## SELECTED EXTRACT
★ ★ ★
Re: [tcpm] I-D Action: draft-ietf-tcpm-prr-rfc6937bis-06.txt

Hi Markku,

Thank you for your thoughtful, detailed, and useful feedback! Comments
in-line below:

On Mon, Mar 18, 2024 at 1:31 AM Markku Kojo <kojo=
40cs.helsinki.fi@dmarc.ietf.org> wrote:

> Hi, Neal, all,
>
> I have not been able to follow the progress of this draft for a long
> while, so apologies for chiming in this late.
>
> I took a quick look at the latest discussions on setting RecoverFS.
>
> The idea of setting RecoverFS = pipe seems like a neat idea to get cwnd
> descend smoothly to the target in the given example. However, isn't it
> more important to ensure that in all cases the sender sends at most
> ssthresh pkts per RTT during the recovery and that in the end of the
> recovery cwnd is at most ssthresh?
>
> If I am not mistaken, reodering (and Ack losses) may result in undesired
> outcome. Let's modify Neal's example a bit such that reordering occurs but
> reordering window (with RACK-TLP) is slightly too small:
>
> CC = Reno
> cwnd = 100 packets
> The application writes 100*MSS.
> TCP sends 100 packets.
>
> In this example the TCP sender has detected reordering with RACK-TLP or
> some other technique, so does not enter fast recovery on the third
> SACKed packet, but rather waits a while to accumulate more SACKs.
>
> >From the flight of 100 packets, 1 packet is lost (P1), and 24 packets
> are delayed (packets P2..P25) and 3 packets (P26..P28) are SACKed
> (assume P2..P25 arrive after P28, for example).
>
> We enter fast recovery with PRR.
>
> RecoverFS = snd.nxt - snd.una = 100
>
> ssthresh = cwnd / 2 = 50  (Reno)
>
> pipe = snd.nxt - snd.una - (lost + SACKed) = 100 - (25 + 3) = 72 packets
>
> The expression (pipe > ssthresh) is true for a number of consecutive
> SACKs, so we use the PRR code path repeatedly for a while as SACKs stream
> in for P2..25 and P29..P100.
>
> When the the SACK for P100 has been processed we have sent
>
> Sent_so_far = CEIL(prr_delivered * ssthresh / RecoverFS)
★ ★ ★
## DATA ENTRIES

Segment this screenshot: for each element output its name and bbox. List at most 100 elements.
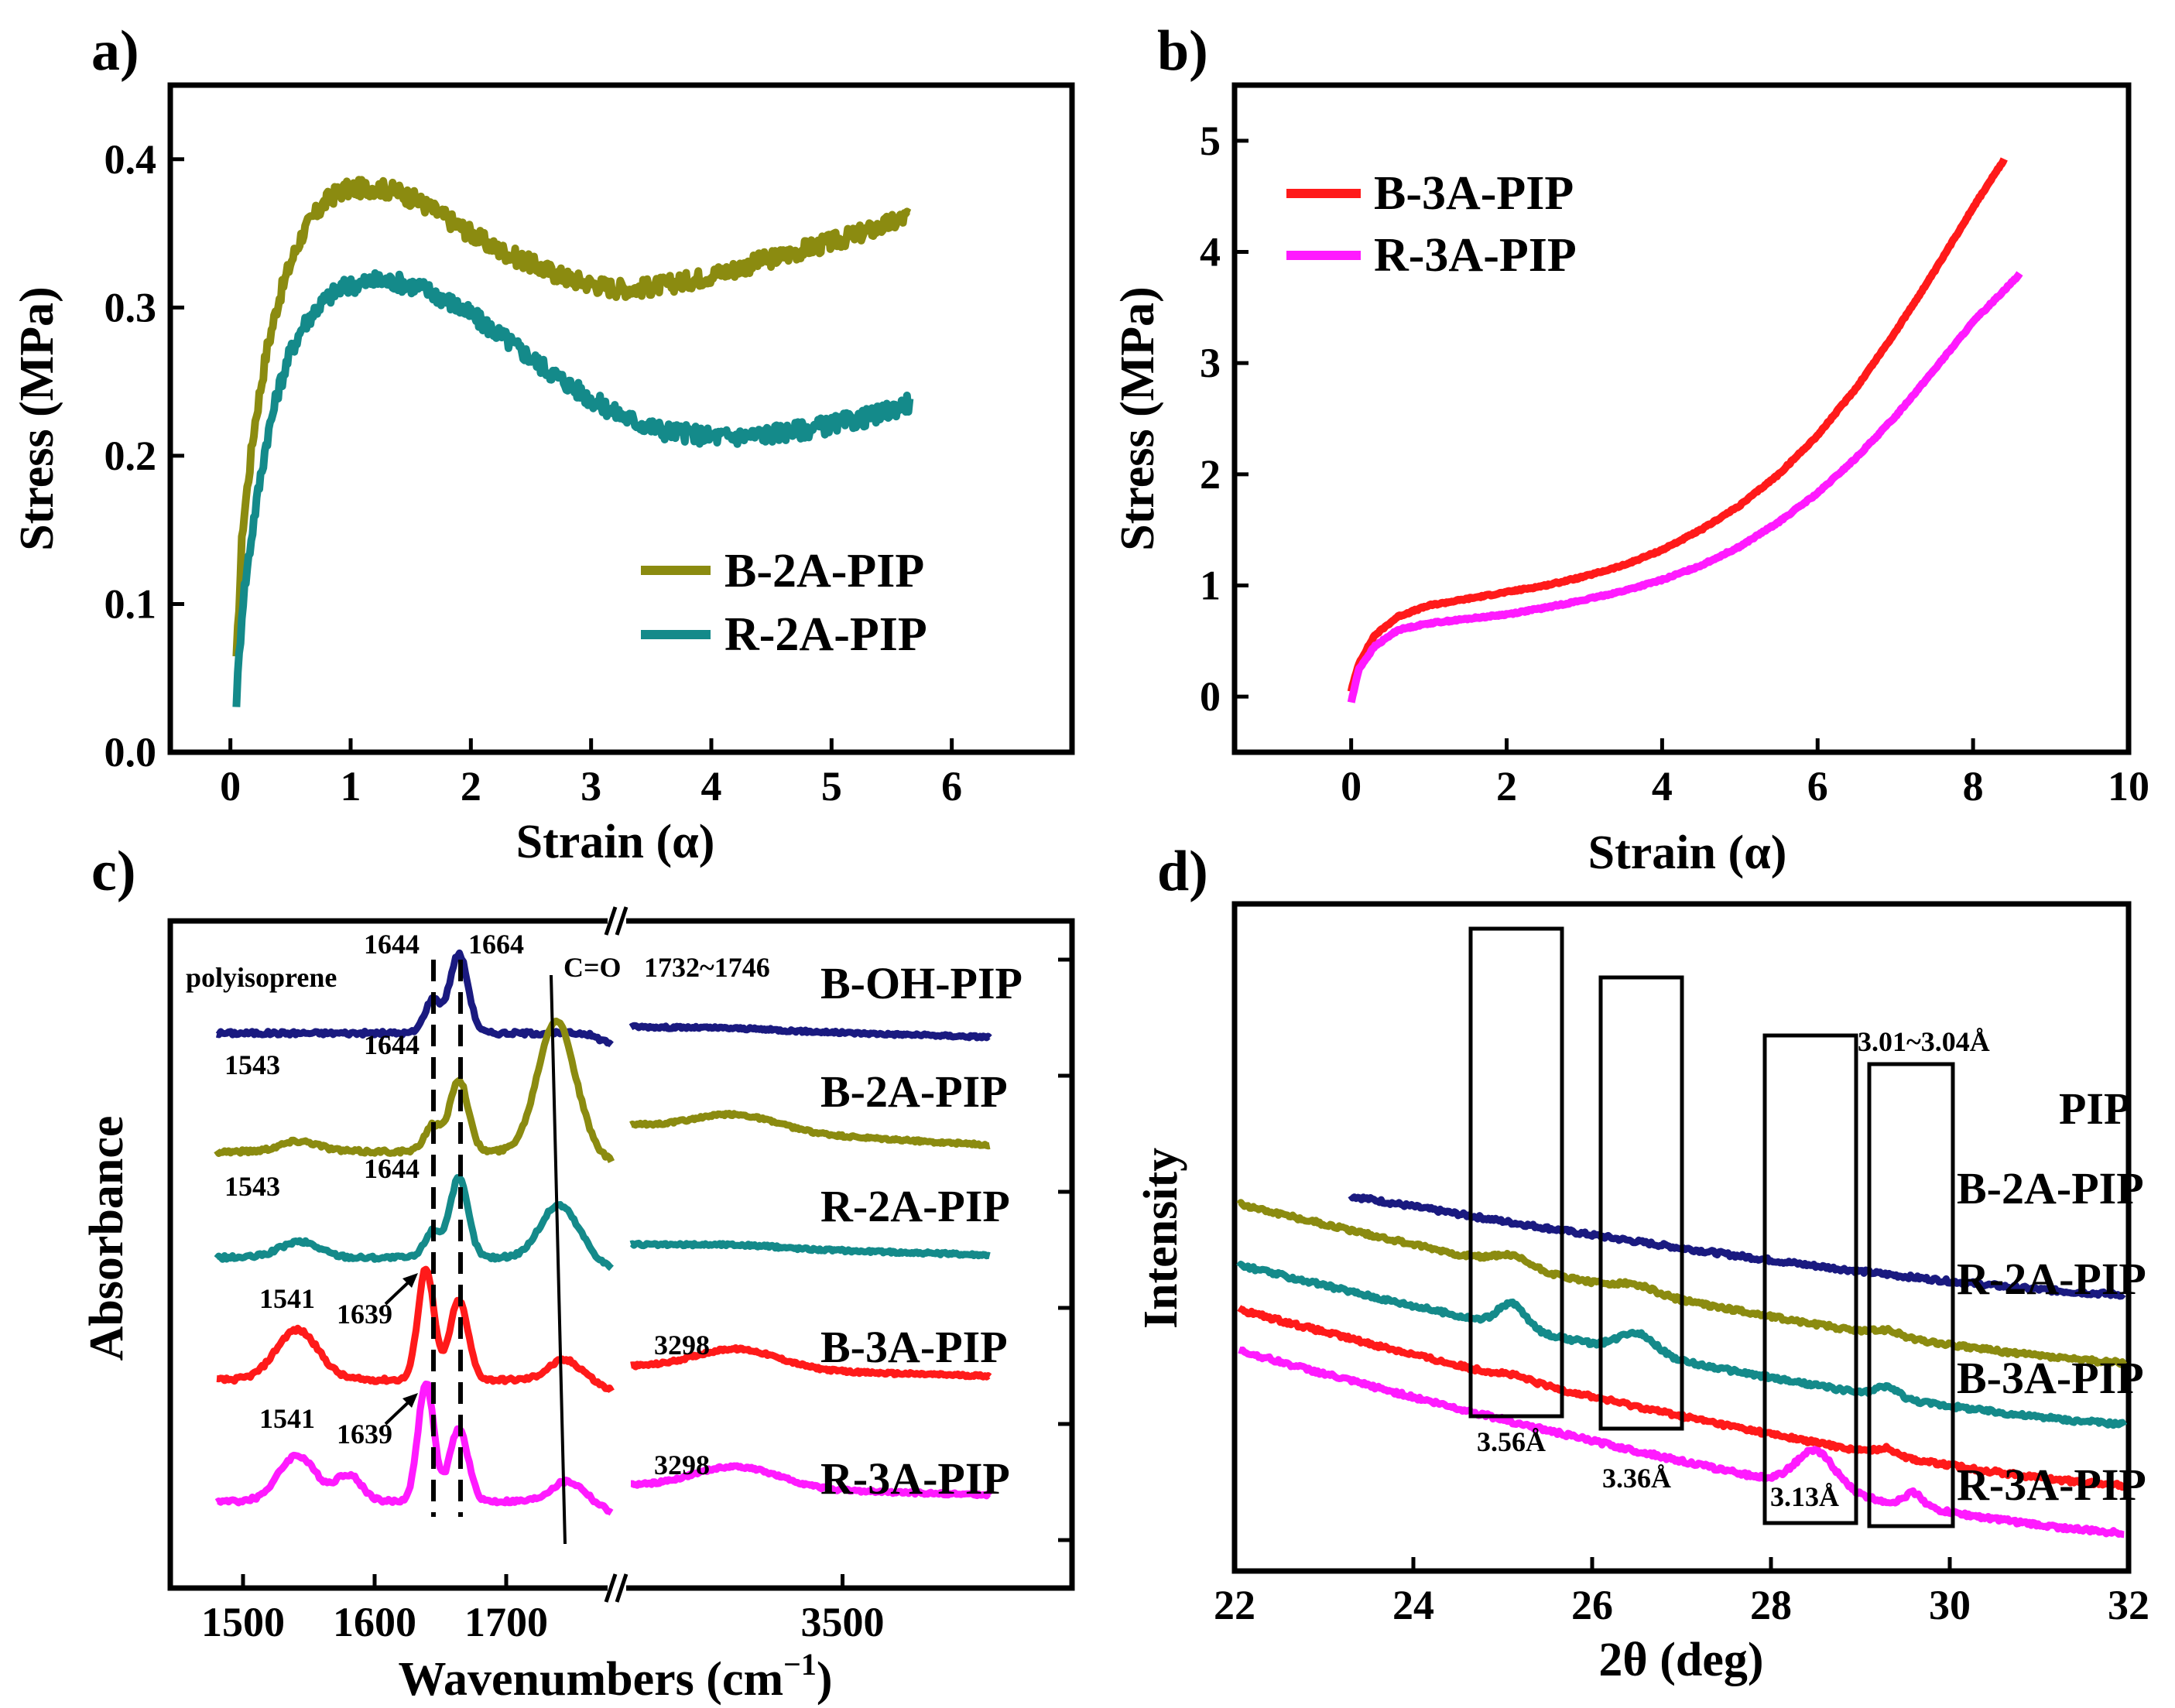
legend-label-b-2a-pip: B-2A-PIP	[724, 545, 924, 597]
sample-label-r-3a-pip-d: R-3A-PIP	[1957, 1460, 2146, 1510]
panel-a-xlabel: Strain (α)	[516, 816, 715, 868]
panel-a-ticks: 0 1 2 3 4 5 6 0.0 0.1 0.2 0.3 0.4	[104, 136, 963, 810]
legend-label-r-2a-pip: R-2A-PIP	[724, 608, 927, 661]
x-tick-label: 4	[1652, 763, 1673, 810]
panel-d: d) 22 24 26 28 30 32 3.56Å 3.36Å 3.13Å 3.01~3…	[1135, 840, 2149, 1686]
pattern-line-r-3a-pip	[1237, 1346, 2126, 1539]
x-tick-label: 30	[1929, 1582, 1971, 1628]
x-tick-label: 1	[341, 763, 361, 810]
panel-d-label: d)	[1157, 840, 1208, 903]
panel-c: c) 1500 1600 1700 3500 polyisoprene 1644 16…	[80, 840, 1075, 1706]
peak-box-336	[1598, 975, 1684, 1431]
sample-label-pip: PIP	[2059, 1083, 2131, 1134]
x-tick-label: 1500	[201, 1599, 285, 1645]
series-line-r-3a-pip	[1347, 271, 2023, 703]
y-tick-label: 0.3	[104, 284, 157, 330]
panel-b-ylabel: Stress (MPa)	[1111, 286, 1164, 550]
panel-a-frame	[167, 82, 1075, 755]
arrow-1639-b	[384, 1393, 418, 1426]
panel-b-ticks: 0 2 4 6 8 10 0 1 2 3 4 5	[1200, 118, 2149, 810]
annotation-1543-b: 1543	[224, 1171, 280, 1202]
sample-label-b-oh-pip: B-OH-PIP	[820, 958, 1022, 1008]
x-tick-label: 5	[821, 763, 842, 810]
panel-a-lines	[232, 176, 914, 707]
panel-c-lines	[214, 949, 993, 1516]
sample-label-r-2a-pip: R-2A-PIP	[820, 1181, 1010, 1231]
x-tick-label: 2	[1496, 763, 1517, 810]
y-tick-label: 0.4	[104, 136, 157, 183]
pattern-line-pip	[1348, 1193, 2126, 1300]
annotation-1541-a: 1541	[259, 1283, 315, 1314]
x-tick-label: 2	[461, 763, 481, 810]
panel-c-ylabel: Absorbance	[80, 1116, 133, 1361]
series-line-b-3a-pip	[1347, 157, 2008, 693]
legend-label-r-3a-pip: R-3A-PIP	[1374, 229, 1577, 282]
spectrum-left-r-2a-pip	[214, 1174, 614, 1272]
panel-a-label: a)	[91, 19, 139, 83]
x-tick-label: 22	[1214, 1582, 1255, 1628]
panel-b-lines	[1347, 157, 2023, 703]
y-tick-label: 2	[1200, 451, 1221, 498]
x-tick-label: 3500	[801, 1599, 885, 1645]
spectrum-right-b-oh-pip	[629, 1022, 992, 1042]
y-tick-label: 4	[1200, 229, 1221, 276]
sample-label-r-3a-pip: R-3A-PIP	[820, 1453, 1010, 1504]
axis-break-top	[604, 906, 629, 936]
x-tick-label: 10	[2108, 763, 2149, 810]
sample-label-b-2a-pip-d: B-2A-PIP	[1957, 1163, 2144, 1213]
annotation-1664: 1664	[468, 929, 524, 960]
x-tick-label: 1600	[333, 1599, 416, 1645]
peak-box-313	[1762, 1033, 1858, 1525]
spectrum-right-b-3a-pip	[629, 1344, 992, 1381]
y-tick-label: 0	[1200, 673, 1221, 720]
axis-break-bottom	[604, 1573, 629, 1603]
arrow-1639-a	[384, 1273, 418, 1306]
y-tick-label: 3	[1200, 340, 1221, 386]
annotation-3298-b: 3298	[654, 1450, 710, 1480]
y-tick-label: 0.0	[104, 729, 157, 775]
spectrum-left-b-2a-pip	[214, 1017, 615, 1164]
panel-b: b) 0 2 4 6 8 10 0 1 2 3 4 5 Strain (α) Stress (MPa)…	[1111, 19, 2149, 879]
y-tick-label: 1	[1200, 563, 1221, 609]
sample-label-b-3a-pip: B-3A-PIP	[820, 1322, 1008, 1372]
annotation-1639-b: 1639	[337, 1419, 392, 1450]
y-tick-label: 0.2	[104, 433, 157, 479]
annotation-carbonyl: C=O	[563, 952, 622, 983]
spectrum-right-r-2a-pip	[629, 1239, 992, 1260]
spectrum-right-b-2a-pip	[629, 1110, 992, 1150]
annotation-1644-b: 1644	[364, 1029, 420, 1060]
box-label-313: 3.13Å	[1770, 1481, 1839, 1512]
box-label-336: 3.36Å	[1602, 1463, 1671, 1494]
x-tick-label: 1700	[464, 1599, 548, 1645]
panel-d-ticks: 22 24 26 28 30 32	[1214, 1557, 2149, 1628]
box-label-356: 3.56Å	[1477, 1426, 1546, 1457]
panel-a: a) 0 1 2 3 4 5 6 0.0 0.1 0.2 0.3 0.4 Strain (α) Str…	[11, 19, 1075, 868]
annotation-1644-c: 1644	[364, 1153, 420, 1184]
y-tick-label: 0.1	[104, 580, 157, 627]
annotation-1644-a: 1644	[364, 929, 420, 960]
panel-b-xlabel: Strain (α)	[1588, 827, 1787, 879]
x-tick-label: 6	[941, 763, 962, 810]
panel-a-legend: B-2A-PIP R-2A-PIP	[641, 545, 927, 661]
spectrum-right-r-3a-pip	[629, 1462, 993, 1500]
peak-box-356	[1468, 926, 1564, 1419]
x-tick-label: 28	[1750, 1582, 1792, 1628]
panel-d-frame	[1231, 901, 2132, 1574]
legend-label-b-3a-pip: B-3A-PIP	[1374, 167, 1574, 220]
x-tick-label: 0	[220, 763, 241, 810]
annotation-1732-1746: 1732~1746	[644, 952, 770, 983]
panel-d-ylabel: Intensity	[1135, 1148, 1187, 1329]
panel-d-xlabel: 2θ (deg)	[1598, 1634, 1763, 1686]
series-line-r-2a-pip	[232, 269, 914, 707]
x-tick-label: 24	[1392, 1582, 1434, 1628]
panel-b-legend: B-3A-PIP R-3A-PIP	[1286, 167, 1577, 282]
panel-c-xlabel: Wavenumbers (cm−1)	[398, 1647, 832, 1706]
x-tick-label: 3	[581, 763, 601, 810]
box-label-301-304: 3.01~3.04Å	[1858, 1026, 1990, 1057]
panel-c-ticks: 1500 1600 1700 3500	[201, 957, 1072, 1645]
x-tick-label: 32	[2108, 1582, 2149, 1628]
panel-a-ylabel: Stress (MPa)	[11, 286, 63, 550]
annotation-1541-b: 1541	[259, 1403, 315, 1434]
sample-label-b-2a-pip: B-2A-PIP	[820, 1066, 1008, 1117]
★ ★ ★
## WHAT THE EXERCISE ASKS
Please resume the email reply about PRR fast recovery from the point where it stops.

## WRITTEN REPLY
>              = CEIL(96 * 50 / 72)
>              = 67
>
> So, PRR does not exit with cwnd = 50 but with much higher cwnd than
> expected.
>
> If CC = CUBIC
>
> Sent_so_far = CEIL(prr_delivered * ssthresh / RecoverFS)
>              = CEIL(96 * 70 / 72)
>              = 94
>
>
> The same behavior seems to occurs also if the is significant Ack loss
> among P2..25 and at least one pkt gets reordered out of the reordering
> window. But, maybe I am missing something?
>

Thanks!

BTW, I gather the line above that reads:
  RecoverFS = snd.nxt - snd.una = 100
is referring to a different version of the algorithm, and for this
discussion probably it makes more sense as something like:
  RecoverFS = pipe = 72 packets

But your point still stands, and you raise a great point: simply
initializing RecoverFS to "pipe" is not safe, because packets that were
marked lost and removed from pipe may actually have been merely reordered.
So if those packets are delivered later, they will increase the numerator
of prr_delivered / RecoverFS without increasing the denominator, thus
leading to a result above 1.0, and thus potentially leading to a target for
Sent_so_far that is above ssthresh, causing the algorithm to erroneously
exceed ssthresh.

What do folks think about addressing this issue by changing the
initialization of RecoverFS to be as follows:

  existing text:
     pipe = (RFC 6675 pipe algorithm)
     RecoverFS = pipe              // RFC 6675 pipe before recovery

  proposed new text:
     RecoverFS = snd.nxt - snd.una + (bytes newly cumulatively acknowledged)

That should fix the issue you raise, and keep prr_delivered from being able
to grow larger than RecoverFS.

I'm proposing here to add in  (bytes newly cumulatively acknowledged)
because in a (probably rare) corner case where the ACK that initiates fast
recovery advances snd.una, then the   (bytes newly cumulatively
acknowledged)  on that first ACK will be non-zero, and will be added into
prr_delivered. So if RecoverFS does not include (bytes newly cumulatively
acknowledged) in such cases, then we could again trigger the kind of
scenario you raise where prr_delivered > RecoverFS.

We could try to make RecoverFS more precise by subtracting out SACKed data.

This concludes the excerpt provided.